Instructions to follow: All lines in the data that hold the word "legend" need copying.

Document structure recognition data:
________
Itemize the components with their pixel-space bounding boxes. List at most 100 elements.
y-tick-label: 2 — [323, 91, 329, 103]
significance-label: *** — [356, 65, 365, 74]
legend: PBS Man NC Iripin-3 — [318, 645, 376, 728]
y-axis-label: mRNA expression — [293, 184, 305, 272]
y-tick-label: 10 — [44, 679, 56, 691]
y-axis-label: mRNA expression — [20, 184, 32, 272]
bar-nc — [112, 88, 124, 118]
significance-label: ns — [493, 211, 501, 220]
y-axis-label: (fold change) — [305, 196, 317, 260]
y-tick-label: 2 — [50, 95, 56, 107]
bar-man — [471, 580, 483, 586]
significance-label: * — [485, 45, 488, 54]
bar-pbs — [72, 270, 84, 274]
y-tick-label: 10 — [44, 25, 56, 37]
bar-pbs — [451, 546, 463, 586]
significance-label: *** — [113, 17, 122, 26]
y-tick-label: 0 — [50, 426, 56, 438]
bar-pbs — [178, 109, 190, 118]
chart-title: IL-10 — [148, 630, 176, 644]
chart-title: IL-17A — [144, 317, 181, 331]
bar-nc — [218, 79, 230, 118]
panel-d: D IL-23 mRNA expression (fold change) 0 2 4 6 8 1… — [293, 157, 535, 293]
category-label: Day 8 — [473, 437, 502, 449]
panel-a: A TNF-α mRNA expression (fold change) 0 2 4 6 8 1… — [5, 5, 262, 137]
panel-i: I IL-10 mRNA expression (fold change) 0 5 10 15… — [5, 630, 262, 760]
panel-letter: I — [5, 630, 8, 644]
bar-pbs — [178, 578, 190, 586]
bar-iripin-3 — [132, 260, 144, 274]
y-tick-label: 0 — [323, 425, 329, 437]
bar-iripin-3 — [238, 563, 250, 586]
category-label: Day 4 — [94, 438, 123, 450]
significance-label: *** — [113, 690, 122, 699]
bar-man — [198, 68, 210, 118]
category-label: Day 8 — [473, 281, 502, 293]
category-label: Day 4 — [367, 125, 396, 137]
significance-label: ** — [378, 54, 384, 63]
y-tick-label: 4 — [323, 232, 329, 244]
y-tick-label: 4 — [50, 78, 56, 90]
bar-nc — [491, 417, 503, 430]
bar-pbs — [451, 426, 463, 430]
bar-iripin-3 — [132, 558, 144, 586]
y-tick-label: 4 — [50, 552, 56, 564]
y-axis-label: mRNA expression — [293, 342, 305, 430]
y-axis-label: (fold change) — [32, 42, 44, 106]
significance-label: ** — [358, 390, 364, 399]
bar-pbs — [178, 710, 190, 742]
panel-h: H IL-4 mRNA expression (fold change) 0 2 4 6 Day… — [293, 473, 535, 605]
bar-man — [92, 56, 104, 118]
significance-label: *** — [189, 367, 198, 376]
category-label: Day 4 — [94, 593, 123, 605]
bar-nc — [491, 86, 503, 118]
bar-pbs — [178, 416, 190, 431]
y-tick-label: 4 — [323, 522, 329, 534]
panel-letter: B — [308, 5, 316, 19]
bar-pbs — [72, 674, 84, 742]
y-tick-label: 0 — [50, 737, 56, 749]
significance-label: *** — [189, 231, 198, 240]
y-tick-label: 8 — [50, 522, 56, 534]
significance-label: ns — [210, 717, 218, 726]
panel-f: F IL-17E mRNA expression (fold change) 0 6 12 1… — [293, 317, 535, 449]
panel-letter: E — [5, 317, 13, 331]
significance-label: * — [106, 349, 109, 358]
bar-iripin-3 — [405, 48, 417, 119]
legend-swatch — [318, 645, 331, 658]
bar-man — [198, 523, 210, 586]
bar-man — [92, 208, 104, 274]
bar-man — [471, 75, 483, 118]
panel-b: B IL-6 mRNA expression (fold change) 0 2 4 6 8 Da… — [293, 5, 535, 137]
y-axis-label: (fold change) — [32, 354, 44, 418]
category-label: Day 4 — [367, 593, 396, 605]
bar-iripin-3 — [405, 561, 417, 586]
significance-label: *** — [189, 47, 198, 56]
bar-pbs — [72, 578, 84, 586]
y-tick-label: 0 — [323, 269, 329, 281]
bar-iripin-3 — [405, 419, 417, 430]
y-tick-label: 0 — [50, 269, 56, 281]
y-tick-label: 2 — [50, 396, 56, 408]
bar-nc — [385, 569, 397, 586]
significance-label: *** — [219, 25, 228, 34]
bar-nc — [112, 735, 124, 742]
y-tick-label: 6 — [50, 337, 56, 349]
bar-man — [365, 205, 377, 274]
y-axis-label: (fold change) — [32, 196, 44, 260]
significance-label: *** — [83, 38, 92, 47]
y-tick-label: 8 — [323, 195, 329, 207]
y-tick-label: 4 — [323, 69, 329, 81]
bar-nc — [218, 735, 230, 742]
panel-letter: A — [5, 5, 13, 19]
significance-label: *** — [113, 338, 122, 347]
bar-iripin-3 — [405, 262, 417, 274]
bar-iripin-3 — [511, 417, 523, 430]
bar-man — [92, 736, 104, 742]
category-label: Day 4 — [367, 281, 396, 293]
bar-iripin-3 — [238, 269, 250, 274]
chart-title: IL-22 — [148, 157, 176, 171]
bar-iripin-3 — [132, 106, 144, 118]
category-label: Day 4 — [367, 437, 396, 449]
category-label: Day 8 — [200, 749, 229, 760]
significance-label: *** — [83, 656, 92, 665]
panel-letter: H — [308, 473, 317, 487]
________
Response area:
legend: PBS Man NC Iripin-3 — [318, 645, 376, 728]
legend-swatch — [318, 645, 331, 658]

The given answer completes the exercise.